• EXERCISE OBJECTIVE: Revise the material from the line with "159, 144, 241]" to the line with "532, 136, 537]", changing "knight" to "horse" and keeping everything else the same. Give only those lines.

• ITEMS:
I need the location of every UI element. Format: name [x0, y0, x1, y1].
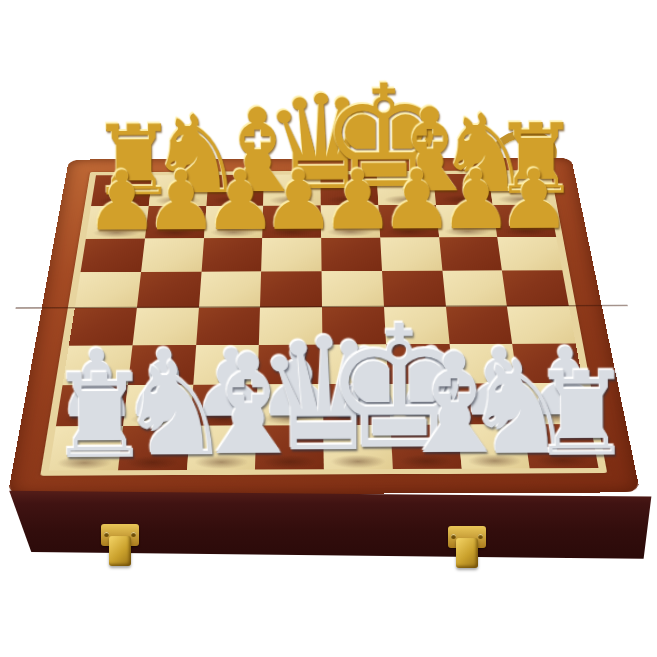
piece-gold-pawn[interactable]: ♟	[85, 159, 144, 241]
piece-silver-queen[interactable]: ♛	[254, 318, 324, 475]
square-b7[interactable]: ♟	[145, 206, 206, 239]
board-frame: ♜♞♝♛♚♝♞♜♟♟♟♟♟♟♟♟♟♟♟♟♟♟♟♟♜♞♝♛♚♝♞♜	[8, 158, 641, 496]
square-b1[interactable]: ♞	[118, 426, 190, 470]
piece-silver-rook[interactable]: ♜	[48, 359, 117, 475]
piece-silver-knight[interactable]: ♞	[117, 345, 186, 475]
piece-gold-pawn[interactable]: ♟	[321, 159, 380, 241]
square-h1[interactable]: ♜	[524, 424, 599, 468]
piece-silver-knight[interactable]: ♞	[461, 343, 530, 473]
latch-right	[448, 526, 486, 574]
screw-icon	[131, 532, 136, 537]
piece-silver-bishop[interactable]: ♝	[186, 336, 255, 475]
square-a7[interactable]: ♟	[86, 206, 149, 239]
piece-gold-pawn[interactable]: ♟	[144, 159, 203, 241]
square-g7[interactable]: ♟	[436, 205, 498, 237]
square-f6[interactable]	[380, 237, 442, 271]
piece-gold-pawn[interactable]: ♟	[439, 158, 498, 240]
piece-gold-pawn[interactable]: ♟	[203, 159, 262, 241]
latch-left	[101, 524, 139, 572]
square-e6[interactable]	[321, 237, 382, 271]
square-c7[interactable]: ♟	[204, 206, 264, 239]
square-c5[interactable]	[198, 272, 261, 308]
square-h7[interactable]: ♟	[493, 204, 556, 236]
square-d6[interactable]	[261, 238, 321, 272]
square-g6[interactable]	[439, 237, 502, 271]
piece-silver-king[interactable]: ♚	[323, 304, 393, 474]
square-a6[interactable]	[81, 238, 145, 272]
square-g1[interactable]: ♞	[457, 424, 530, 468]
square-d5[interactable]	[260, 271, 322, 307]
square-b6[interactable]	[141, 238, 204, 272]
square-a5[interactable]	[75, 272, 141, 308]
chess-box: ♜♞♝♛♚♝♞♜♟♟♟♟♟♟♟♟♟♟♟♟♟♟♟♟♜♞♝♛♚♝♞♜	[8, 158, 641, 496]
piece-silver-rook[interactable]: ♜	[530, 356, 599, 472]
chess-board[interactable]: ♜♞♝♛♚♝♞♜♟♟♟♟♟♟♟♟♟♟♟♟♟♟♟♟♜♞♝♛♚♝♞♜	[40, 170, 607, 475]
square-h6[interactable]	[497, 237, 562, 271]
piece-silver-bishop[interactable]: ♝	[392, 335, 461, 474]
square-d7[interactable]: ♟	[262, 205, 321, 237]
square-a1[interactable]: ♜	[49, 426, 123, 470]
product-photo-scene: ♜♞♝♛♚♝♞♜♟♟♟♟♟♟♟♟♟♟♟♟♟♟♟♟♜♞♝♛♚♝♞♜	[0, 0, 657, 657]
latch-knob	[456, 538, 478, 568]
piece-gold-pawn[interactable]: ♟	[262, 159, 321, 241]
square-e1[interactable]: ♚	[323, 425, 392, 469]
square-d1[interactable]: ♛	[255, 425, 324, 469]
square-f1[interactable]: ♝	[390, 425, 461, 469]
square-f7[interactable]: ♟	[378, 205, 439, 237]
piece-gold-pawn[interactable]: ♟	[498, 158, 557, 240]
screw-icon	[478, 534, 483, 539]
screw-icon	[104, 532, 109, 537]
square-c1[interactable]: ♝	[186, 426, 256, 470]
board-grid[interactable]: ♜♞♝♛♚♝♞♜♟♟♟♟♟♟♟♟♟♟♟♟♟♟♟♟♜♞♝♛♚♝♞♜	[49, 174, 599, 471]
latch-knob	[109, 536, 131, 566]
screw-icon	[451, 534, 456, 539]
square-e7[interactable]: ♟	[321, 205, 380, 237]
piece-gold-pawn[interactable]: ♟	[380, 158, 439, 240]
square-c6[interactable]	[201, 238, 262, 272]
square-b5[interactable]	[137, 272, 201, 308]
square-h5[interactable]	[502, 270, 569, 306]
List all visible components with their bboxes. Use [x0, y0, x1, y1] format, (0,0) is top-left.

• SOLUTION FOR THIS PROBLEM:
piece-gold-pawn[interactable]: ♟	[85, 159, 144, 241]
piece-silver-queen[interactable]: ♛	[254, 318, 324, 475]
square-b7[interactable]: ♟	[145, 206, 206, 239]
board-frame: ♜♞♝♛♚♝♞♜♟♟♟♟♟♟♟♟♟♟♟♟♟♟♟♟♜♞♝♛♚♝♞♜	[8, 158, 641, 496]
square-b1[interactable]: ♞	[118, 426, 190, 470]
piece-silver-rook[interactable]: ♜	[48, 359, 117, 475]
piece-silver-horse[interactable]: ♞	[117, 345, 186, 475]
piece-gold-pawn[interactable]: ♟	[321, 159, 380, 241]
square-h1[interactable]: ♜	[524, 424, 599, 468]
piece-silver-horse[interactable]: ♞	[461, 343, 530, 473]
latch-right	[448, 526, 486, 574]
screw-icon	[131, 532, 136, 537]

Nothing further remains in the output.